Dataset entries start

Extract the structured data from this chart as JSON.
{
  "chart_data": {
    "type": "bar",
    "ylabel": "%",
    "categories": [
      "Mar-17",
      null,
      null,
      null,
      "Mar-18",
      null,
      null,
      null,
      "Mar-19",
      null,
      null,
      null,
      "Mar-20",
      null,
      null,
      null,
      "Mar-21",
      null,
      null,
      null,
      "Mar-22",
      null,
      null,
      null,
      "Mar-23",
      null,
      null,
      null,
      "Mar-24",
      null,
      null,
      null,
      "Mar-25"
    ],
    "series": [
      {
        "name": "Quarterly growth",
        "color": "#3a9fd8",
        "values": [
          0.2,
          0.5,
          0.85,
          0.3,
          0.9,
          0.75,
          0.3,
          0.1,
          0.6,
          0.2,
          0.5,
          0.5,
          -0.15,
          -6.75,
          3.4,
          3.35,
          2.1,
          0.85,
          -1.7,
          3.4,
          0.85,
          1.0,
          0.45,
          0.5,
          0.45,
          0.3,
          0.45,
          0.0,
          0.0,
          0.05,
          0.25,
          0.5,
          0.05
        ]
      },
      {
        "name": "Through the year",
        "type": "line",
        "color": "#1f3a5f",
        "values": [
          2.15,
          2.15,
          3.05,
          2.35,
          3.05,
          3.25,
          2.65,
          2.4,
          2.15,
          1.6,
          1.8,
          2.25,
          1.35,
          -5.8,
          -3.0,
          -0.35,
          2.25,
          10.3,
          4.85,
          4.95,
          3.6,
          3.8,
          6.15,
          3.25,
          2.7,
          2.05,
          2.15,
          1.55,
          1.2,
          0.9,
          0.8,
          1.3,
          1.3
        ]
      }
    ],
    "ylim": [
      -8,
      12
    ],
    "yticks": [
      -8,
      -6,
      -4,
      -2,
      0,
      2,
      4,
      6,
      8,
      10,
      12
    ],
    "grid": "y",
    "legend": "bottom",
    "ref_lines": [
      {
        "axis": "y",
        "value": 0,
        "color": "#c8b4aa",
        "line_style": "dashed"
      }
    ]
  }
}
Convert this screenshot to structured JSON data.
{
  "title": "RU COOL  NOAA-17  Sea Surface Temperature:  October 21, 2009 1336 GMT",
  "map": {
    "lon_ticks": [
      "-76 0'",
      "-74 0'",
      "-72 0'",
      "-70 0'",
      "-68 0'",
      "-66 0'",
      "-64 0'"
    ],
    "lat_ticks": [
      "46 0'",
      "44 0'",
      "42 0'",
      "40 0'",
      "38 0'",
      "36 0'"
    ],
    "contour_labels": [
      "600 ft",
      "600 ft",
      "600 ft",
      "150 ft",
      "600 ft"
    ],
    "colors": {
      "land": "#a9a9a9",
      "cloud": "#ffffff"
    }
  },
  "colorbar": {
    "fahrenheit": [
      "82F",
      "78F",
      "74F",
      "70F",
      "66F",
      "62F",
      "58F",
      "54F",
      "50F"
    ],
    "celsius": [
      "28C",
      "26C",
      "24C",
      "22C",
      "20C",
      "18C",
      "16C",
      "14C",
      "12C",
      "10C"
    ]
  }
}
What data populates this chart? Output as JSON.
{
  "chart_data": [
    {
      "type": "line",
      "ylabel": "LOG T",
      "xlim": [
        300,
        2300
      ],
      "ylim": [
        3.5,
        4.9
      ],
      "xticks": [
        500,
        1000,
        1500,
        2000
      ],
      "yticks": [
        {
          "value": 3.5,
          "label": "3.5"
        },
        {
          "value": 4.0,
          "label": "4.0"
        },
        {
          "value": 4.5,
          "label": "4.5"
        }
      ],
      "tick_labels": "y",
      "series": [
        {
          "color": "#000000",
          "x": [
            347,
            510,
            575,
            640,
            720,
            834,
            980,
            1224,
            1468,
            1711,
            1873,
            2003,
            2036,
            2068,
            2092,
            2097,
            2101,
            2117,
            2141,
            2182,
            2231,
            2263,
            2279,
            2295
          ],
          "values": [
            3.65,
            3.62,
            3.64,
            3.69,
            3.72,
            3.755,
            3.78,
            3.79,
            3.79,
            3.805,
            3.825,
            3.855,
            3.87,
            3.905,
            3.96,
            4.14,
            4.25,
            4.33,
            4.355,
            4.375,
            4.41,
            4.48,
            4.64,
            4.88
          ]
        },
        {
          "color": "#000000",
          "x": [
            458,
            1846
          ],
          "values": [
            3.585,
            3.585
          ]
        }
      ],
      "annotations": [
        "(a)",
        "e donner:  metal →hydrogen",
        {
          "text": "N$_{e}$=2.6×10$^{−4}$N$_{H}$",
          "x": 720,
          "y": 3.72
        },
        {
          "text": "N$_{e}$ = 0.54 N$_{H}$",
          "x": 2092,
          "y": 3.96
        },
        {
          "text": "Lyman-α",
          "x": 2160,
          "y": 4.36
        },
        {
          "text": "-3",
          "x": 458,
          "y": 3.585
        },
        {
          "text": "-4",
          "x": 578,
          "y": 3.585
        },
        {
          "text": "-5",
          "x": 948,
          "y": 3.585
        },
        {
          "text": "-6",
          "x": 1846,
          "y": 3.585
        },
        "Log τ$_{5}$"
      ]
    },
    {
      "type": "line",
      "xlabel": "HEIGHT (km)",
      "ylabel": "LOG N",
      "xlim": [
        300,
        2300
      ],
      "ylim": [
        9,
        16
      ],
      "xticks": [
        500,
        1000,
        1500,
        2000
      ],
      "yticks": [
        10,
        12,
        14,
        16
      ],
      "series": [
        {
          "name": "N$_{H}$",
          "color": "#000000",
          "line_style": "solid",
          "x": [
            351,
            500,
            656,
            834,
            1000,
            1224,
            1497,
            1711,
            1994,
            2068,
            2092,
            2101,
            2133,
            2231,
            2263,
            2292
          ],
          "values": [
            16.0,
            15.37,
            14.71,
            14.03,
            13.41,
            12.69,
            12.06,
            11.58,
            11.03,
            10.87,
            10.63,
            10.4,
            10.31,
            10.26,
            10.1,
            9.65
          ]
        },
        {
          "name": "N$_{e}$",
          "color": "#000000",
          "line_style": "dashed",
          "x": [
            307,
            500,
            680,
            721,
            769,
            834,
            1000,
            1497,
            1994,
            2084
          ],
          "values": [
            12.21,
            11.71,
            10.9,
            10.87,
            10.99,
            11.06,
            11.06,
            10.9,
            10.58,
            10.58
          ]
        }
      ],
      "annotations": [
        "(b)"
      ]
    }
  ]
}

Dataset entries end

State how many lines of the material contain the string "this", with no other words.

3